Region boundary data
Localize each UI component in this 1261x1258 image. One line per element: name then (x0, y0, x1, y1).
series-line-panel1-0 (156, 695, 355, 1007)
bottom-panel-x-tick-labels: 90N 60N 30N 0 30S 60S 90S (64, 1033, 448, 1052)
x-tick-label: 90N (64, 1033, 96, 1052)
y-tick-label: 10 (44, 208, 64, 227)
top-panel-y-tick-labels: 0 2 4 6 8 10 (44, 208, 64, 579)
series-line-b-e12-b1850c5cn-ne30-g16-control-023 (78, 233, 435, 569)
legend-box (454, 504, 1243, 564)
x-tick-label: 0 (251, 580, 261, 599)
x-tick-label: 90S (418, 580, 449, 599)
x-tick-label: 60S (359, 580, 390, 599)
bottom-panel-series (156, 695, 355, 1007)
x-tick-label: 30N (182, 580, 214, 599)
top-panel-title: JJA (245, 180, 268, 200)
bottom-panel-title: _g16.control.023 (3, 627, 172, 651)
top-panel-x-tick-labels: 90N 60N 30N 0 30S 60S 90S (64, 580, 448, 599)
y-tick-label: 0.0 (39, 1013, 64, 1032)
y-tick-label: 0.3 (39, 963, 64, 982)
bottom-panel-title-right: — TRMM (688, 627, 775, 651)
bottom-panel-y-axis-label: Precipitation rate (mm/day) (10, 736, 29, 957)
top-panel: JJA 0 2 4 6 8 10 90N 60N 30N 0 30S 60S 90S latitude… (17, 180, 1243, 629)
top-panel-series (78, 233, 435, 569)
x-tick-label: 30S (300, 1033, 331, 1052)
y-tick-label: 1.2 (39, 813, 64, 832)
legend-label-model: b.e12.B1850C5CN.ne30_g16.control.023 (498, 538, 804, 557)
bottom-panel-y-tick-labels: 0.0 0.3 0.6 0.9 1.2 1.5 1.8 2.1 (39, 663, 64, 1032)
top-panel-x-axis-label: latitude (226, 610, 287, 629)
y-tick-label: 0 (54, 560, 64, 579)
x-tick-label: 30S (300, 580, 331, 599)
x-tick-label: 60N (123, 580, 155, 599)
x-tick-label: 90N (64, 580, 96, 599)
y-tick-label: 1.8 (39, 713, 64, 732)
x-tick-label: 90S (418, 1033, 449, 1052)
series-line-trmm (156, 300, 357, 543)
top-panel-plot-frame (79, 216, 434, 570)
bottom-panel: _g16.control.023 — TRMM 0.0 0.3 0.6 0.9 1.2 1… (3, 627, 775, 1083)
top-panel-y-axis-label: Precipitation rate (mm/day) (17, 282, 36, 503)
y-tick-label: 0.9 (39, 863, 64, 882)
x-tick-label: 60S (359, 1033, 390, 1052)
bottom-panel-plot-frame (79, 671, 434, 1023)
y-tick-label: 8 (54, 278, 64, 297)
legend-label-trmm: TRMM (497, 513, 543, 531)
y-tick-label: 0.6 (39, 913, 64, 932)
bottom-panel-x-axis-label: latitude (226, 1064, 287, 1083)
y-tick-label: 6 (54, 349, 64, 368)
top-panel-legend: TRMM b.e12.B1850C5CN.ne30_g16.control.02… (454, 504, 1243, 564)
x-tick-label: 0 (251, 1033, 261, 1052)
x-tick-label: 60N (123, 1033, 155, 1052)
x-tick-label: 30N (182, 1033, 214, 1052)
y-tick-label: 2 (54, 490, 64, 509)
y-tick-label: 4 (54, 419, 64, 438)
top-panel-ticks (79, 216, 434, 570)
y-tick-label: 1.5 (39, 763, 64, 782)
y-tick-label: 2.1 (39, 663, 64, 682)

- [Requirement]: Extract all of the lines above and reproduce each one character for character, without any change.

- [Task response]:
Localize each UI component in this 1261x1258 image. One line per element: name then (x0, y0, x1, y1).
series-line-panel1-0 (156, 695, 355, 1007)
bottom-panel-x-tick-labels: 90N 60N 30N 0 30S 60S 90S (64, 1033, 448, 1052)
x-tick-label: 90N (64, 1033, 96, 1052)
y-tick-label: 10 (44, 208, 64, 227)
top-panel-y-tick-labels: 0 2 4 6 8 10 (44, 208, 64, 579)
series-line-b-e12-b1850c5cn-ne30-g16-control-023 (78, 233, 435, 569)
legend-box (454, 504, 1243, 564)
x-tick-label: 0 (251, 580, 261, 599)
x-tick-label: 90S (418, 580, 449, 599)
x-tick-label: 60S (359, 580, 390, 599)
bottom-panel-series (156, 695, 355, 1007)
x-tick-label: 30N (182, 580, 214, 599)
top-panel-title: JJA (245, 180, 268, 200)
bottom-panel-title: _g16.control.023 (3, 627, 172, 651)
top-panel-x-tick-labels: 90N 60N 30N 0 30S 60S 90S (64, 580, 448, 599)
y-tick-label: 0.0 (39, 1013, 64, 1032)
y-tick-label: 0.3 (39, 963, 64, 982)
bottom-panel-title-right: — TRMM (688, 627, 775, 651)
bottom-panel-y-axis-label: Precipitation rate (mm/day) (10, 736, 29, 957)
top-panel: JJA 0 2 4 6 8 10 90N 60N 30N 0 30S 60S 90S latitude… (17, 180, 1243, 629)
top-panel-series (78, 233, 435, 569)
x-tick-label: 30S (300, 1033, 331, 1052)
y-tick-label: 1.2 (39, 813, 64, 832)
legend-label-model: b.e12.B1850C5CN.ne30_g16.control.023 (498, 538, 804, 557)
bottom-panel-y-tick-labels: 0.0 0.3 0.6 0.9 1.2 1.5 1.8 2.1 (39, 663, 64, 1032)
top-panel-x-axis-label: latitude (226, 610, 287, 629)
y-tick-label: 0 (54, 560, 64, 579)
x-tick-label: 30S (300, 580, 331, 599)
x-tick-label: 60N (123, 580, 155, 599)
x-tick-label: 90N (64, 580, 96, 599)
y-tick-label: 1.8 (39, 713, 64, 732)
x-tick-label: 90S (418, 1033, 449, 1052)
series-line-trmm (156, 300, 357, 543)
top-panel-plot-frame (79, 216, 434, 570)
bottom-panel: _g16.control.023 — TRMM 0.0 0.3 0.6 0.9 1.2 1… (3, 627, 775, 1083)
top-panel-y-axis-label: Precipitation rate (mm/day) (17, 282, 36, 503)
y-tick-label: 0.9 (39, 863, 64, 882)
x-tick-label: 60S (359, 1033, 390, 1052)
bottom-panel-plot-frame (79, 671, 434, 1023)
y-tick-label: 8 (54, 278, 64, 297)
legend-label-trmm: TRMM (497, 513, 543, 531)
y-tick-label: 0.6 (39, 913, 64, 932)
bottom-panel-x-axis-label: latitude (226, 1064, 287, 1083)
y-tick-label: 6 (54, 349, 64, 368)
top-panel-legend: TRMM b.e12.B1850C5CN.ne30_g16.control.02… (454, 504, 1243, 564)
x-tick-label: 0 (251, 1033, 261, 1052)
x-tick-label: 60N (123, 1033, 155, 1052)
x-tick-label: 30N (182, 1033, 214, 1052)
y-tick-label: 2 (54, 490, 64, 509)
y-tick-label: 4 (54, 419, 64, 438)
top-panel-ticks (79, 216, 434, 570)
y-tick-label: 1.5 (39, 763, 64, 782)
y-tick-label: 2.1 (39, 663, 64, 682)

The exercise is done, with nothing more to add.